Stated task
Reproduce the items verbatim, starting at their first line and stopping after the line that contains "data-point [928, 436, 939, 447]".

********

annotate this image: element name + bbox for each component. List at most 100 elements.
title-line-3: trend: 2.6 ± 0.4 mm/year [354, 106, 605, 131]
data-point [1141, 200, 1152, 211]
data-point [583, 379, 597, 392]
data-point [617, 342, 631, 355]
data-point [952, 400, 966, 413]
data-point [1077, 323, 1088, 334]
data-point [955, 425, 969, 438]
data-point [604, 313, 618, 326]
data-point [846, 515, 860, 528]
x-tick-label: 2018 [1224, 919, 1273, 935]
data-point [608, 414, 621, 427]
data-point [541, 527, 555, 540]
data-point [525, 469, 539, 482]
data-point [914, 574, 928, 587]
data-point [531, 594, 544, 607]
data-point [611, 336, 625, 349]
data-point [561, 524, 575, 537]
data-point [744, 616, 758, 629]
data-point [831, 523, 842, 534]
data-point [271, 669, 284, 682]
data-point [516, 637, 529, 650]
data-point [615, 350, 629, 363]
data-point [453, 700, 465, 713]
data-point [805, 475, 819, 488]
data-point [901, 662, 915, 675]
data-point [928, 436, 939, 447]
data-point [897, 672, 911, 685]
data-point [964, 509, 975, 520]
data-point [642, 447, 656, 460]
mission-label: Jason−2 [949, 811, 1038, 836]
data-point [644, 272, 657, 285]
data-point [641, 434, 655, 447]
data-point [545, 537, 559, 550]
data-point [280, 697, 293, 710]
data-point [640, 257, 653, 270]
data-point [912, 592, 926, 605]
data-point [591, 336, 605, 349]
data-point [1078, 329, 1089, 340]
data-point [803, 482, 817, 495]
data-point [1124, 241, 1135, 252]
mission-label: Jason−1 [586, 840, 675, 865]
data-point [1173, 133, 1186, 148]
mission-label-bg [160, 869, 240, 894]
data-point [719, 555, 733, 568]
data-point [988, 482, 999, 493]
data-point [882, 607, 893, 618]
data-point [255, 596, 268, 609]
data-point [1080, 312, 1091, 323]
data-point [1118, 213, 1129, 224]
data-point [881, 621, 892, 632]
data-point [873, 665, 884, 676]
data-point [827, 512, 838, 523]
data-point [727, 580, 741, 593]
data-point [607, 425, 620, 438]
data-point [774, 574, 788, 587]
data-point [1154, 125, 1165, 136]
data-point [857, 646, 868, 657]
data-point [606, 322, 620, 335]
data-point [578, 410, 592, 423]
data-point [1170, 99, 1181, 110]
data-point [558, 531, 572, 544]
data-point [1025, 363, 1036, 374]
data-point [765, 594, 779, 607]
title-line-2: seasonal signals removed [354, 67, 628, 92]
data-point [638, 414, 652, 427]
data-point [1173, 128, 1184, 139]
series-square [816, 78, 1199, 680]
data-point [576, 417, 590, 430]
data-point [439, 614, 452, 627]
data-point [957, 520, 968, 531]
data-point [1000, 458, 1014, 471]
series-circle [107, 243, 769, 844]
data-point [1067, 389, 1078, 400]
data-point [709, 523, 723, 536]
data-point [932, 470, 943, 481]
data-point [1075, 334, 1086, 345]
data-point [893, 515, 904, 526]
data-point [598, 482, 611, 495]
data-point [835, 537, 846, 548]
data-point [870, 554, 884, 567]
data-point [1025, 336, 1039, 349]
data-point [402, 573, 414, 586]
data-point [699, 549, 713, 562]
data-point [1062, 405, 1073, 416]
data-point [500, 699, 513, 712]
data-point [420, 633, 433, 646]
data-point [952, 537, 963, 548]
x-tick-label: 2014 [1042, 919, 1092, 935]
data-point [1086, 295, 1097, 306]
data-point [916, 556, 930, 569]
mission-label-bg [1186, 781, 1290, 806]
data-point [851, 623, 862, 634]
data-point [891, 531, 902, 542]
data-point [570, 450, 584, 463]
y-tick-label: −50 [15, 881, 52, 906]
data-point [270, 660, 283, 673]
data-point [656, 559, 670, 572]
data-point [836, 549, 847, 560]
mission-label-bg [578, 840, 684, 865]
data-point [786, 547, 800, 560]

********

Solution
annotate this image: element name + bbox for each component. List at most 100 elements.
title-line-3: trend: 2.6 ± 0.4 mm/year [354, 106, 605, 131]
data-point [1141, 200, 1152, 211]
data-point [583, 379, 597, 392]
data-point [617, 342, 631, 355]
data-point [952, 400, 966, 413]
data-point [1077, 323, 1088, 334]
data-point [955, 425, 969, 438]
data-point [604, 313, 618, 326]
data-point [846, 515, 860, 528]
x-tick-label: 2018 [1224, 919, 1273, 935]
data-point [608, 414, 621, 427]
data-point [541, 527, 555, 540]
data-point [525, 469, 539, 482]
data-point [914, 574, 928, 587]
data-point [531, 594, 544, 607]
data-point [611, 336, 625, 349]
data-point [561, 524, 575, 537]
data-point [744, 616, 758, 629]
data-point [831, 523, 842, 534]
data-point [271, 669, 284, 682]
data-point [516, 637, 529, 650]
data-point [615, 350, 629, 363]
data-point [453, 700, 465, 713]
data-point [805, 475, 819, 488]
data-point [901, 662, 915, 675]
data-point [928, 436, 939, 447]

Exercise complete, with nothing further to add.